WHAT IS NEEDED
Would you copy out the whole listing exactly as given?

INFORMATION SUPPLIED
* * * * * * *

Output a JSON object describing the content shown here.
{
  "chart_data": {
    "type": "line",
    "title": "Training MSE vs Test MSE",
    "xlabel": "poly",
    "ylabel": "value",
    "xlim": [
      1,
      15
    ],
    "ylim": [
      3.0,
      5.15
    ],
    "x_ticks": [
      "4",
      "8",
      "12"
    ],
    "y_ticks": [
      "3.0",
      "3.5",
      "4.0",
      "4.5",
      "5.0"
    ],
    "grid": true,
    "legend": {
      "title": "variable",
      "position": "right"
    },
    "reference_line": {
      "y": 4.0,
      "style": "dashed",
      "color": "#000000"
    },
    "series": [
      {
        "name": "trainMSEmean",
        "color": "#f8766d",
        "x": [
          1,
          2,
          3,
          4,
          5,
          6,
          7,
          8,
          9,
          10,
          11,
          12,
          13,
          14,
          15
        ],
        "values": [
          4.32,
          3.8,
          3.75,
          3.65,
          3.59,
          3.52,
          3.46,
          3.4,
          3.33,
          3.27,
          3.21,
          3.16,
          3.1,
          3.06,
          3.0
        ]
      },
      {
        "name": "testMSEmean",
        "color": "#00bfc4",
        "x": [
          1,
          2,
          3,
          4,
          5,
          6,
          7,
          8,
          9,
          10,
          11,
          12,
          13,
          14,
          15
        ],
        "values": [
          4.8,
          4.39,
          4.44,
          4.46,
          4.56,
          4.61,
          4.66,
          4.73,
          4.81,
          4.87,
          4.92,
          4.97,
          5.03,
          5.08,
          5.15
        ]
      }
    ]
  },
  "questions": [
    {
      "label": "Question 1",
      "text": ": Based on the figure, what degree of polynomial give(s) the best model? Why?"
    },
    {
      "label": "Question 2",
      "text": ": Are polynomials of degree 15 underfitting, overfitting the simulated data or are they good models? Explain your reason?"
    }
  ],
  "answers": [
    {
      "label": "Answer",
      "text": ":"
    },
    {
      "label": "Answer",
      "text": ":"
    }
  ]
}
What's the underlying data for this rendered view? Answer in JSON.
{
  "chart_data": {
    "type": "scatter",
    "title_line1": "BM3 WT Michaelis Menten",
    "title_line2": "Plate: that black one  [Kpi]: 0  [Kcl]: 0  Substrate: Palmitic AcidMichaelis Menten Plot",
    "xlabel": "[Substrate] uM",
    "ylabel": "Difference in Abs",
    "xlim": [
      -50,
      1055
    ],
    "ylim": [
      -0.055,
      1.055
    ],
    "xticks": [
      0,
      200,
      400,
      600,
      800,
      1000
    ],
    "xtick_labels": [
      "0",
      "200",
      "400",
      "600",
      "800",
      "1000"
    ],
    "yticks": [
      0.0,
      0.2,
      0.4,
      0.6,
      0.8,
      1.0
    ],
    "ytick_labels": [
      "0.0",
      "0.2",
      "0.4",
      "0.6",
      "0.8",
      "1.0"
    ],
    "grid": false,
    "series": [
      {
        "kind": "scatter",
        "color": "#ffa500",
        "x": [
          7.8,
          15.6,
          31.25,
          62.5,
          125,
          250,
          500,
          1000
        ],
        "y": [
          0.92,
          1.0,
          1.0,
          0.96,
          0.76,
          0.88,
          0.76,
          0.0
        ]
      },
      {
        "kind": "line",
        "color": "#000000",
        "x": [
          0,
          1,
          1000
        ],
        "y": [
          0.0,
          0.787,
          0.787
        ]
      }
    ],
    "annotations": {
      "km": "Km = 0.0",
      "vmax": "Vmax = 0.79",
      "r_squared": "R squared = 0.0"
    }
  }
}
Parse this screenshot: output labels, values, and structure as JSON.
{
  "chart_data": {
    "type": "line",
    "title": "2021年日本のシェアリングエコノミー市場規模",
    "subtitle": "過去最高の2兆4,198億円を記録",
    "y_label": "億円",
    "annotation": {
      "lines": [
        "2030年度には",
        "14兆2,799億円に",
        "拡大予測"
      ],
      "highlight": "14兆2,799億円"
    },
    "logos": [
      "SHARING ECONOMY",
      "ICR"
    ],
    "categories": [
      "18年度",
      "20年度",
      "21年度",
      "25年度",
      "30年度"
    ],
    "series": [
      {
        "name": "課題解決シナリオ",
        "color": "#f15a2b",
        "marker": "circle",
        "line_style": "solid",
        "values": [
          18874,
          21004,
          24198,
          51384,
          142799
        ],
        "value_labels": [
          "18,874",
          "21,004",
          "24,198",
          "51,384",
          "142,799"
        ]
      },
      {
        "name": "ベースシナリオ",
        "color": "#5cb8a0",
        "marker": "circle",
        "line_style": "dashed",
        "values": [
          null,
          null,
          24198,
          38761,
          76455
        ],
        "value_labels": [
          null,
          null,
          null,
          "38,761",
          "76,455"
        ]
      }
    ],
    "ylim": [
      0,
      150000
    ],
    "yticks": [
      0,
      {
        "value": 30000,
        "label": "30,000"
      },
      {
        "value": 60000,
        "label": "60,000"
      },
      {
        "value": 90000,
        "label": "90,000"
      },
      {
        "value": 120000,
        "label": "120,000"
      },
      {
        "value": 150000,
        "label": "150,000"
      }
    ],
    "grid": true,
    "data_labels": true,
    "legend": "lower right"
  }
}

* * * * * * *

SOLVED EXERCISE
Output a JSON object describing the content shown here.
{
  "chart_data": {
    "type": "line",
    "title": "Training MSE vs Test MSE",
    "xlabel": "poly",
    "ylabel": "value",
    "xlim": [
      1,
      15
    ],
    "ylim": [
      3.0,
      5.15
    ],
    "x_ticks": [
      "4",
      "8",
      "12"
    ],
    "y_ticks": [
      "3.0",
      "3.5",
      "4.0",
      "4.5",
      "5.0"
    ],
    "grid": true,
    "legend": {
      "title": "variable",
      "position": "right"
    },
    "reference_line": {
      "y": 4.0,
      "style": "dashed",
      "color": "#000000"
    },
    "series": [
      {
        "name": "trainMSEmean",
        "color": "#f8766d",
        "x": [
          1,
          2,
          3,
          4,
          5,
          6,
          7,
          8,
          9,
          10,
          11,
          12,
          13,
          14,
          15
        ],
        "values": [
          4.32,
          3.8,
          3.75,
          3.65,
          3.59,
          3.52,
          3.46,
          3.4,
          3.33,
          3.27,
          3.21,
          3.16,
          3.1,
          3.06,
          3.0
        ]
      },
      {
        "name": "testMSEmean",
        "color": "#00bfc4",
        "x": [
          1,
          2,
          3,
          4,
          5,
          6,
          7,
          8,
          9,
          10,
          11,
          12,
          13,
          14,
          15
        ],
        "values": [
          4.8,
          4.39,
          4.44,
          4.46,
          4.56,
          4.61,
          4.66,
          4.73,
          4.81,
          4.87,
          4.92,
          4.97,
          5.03,
          5.08,
          5.15
        ]
      }
    ]
  },
  "questions": [
    {
      "label": "Question 1",
      "text": ": Based on the figure, what degree of polynomial give(s) the best model? Why?"
    },
    {
      "label": "Question 2",
      "text": ": Are polynomials of degree 15 underfitting, overfitting the simulated data or are they good models? Explain your reason?"
    }
  ],
  "answers": [
    {
      "label": "Answer",
      "text": ":"
    },
    {
      "label": "Answer",
      "text": ":"
    }
  ]
}
What's the underlying data for this rendered view? Answer in JSON.
{
  "chart_data": {
    "type": "scatter",
    "title_line1": "BM3 WT Michaelis Menten",
    "title_line2": "Plate: that black one  [Kpi]: 0  [Kcl]: 0  Substrate: Palmitic AcidMichaelis Menten Plot",
    "xlabel": "[Substrate] uM",
    "ylabel": "Difference in Abs",
    "xlim": [
      -50,
      1055
    ],
    "ylim": [
      -0.055,
      1.055
    ],
    "xticks": [
      0,
      200,
      400,
      600,
      800,
      1000
    ],
    "xtick_labels": [
      "0",
      "200",
      "400",
      "600",
      "800",
      "1000"
    ],
    "yticks": [
      0.0,
      0.2,
      0.4,
      0.6,
      0.8,
      1.0
    ],
    "ytick_labels": [
      "0.0",
      "0.2",
      "0.4",
      "0.6",
      "0.8",
      "1.0"
    ],
    "grid": false,
    "series": [
      {
        "kind": "scatter",
        "color": "#ffa500",
        "x": [
          7.8,
          15.6,
          31.25,
          62.5,
          125,
          250,
          500,
          1000
        ],
        "y": [
          0.92,
          1.0,
          1.0,
          0.96,
          0.76,
          0.88,
          0.76,
          0.0
        ]
      },
      {
        "kind": "line",
        "color": "#000000",
        "x": [
          0,
          1,
          1000
        ],
        "y": [
          0.0,
          0.787,
          0.787
        ]
      }
    ],
    "annotations": {
      "km": "Km = 0.0",
      "vmax": "Vmax = 0.79",
      "r_squared": "R squared = 0.0"
    }
  }
}
Parse this screenshot: output labels, values, and structure as JSON.
{
  "chart_data": {
    "type": "line",
    "title": "2021年日本のシェアリングエコノミー市場規模",
    "subtitle": "過去最高の2兆4,198億円を記録",
    "y_label": "億円",
    "annotation": {
      "lines": [
        "2030年度には",
        "14兆2,799億円に",
        "拡大予測"
      ],
      "highlight": "14兆2,799億円"
    },
    "logos": [
      "SHARING ECONOMY",
      "ICR"
    ],
    "categories": [
      "18年度",
      "20年度",
      "21年度",
      "25年度",
      "30年度"
    ],
    "series": [
      {
        "name": "課題解決シナリオ",
        "color": "#f15a2b",
        "marker": "circle",
        "line_style": "solid",
        "values": [
          18874,
          21004,
          24198,
          51384,
          142799
        ],
        "value_labels": [
          "18,874",
          "21,004",
          "24,198",
          "51,384",
          "142,799"
        ]
      },
      {
        "name": "ベースシナリオ",
        "color": "#5cb8a0",
        "marker": "circle",
        "line_style": "dashed",
        "values": [
          null,
          null,
          24198,
          38761,
          76455
        ],
        "value_labels": [
          null,
          null,
          null,
          "38,761",
          "76,455"
        ]
      }
    ],
    "ylim": [
      0,
      150000
    ],
    "yticks": [
      0,
      {
        "value": 30000,
        "label": "30,000"
      },
      {
        "value": 60000,
        "label": "60,000"
      },
      {
        "value": 90000,
        "label": "90,000"
      },
      {
        "value": 120000,
        "label": "120,000"
      },
      {
        "value": 150000,
        "label": "150,000"
      }
    ],
    "grid": true,
    "data_labels": true,
    "legend": "lower right"
  }
}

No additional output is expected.